:: TASK OBJECTIVE ::
Please give the count of lines holding the string "AppData" and nothing besides.

:: PROVIDED ENTRIES ::
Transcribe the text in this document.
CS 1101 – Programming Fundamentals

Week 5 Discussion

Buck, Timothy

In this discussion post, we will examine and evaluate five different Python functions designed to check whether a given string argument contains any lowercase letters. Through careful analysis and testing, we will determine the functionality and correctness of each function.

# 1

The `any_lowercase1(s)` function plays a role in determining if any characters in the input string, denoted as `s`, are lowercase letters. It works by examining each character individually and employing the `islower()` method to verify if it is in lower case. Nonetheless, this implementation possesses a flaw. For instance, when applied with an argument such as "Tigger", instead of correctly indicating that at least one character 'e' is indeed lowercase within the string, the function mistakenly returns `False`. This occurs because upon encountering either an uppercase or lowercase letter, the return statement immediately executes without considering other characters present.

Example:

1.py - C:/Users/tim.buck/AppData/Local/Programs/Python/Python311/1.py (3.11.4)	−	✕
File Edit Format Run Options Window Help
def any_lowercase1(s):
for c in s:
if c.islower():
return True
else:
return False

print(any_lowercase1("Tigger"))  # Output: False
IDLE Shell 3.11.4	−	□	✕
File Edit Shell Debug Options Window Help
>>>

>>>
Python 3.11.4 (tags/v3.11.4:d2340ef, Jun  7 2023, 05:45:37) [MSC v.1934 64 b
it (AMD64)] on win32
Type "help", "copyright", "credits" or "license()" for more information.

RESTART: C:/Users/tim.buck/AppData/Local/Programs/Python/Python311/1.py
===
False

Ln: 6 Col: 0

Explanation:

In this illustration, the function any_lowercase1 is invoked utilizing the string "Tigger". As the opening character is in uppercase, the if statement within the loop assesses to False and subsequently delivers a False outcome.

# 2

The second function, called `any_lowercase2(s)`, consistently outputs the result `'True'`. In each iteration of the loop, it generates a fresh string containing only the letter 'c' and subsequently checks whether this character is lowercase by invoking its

:: ANSWER FOR THE TASK ::
2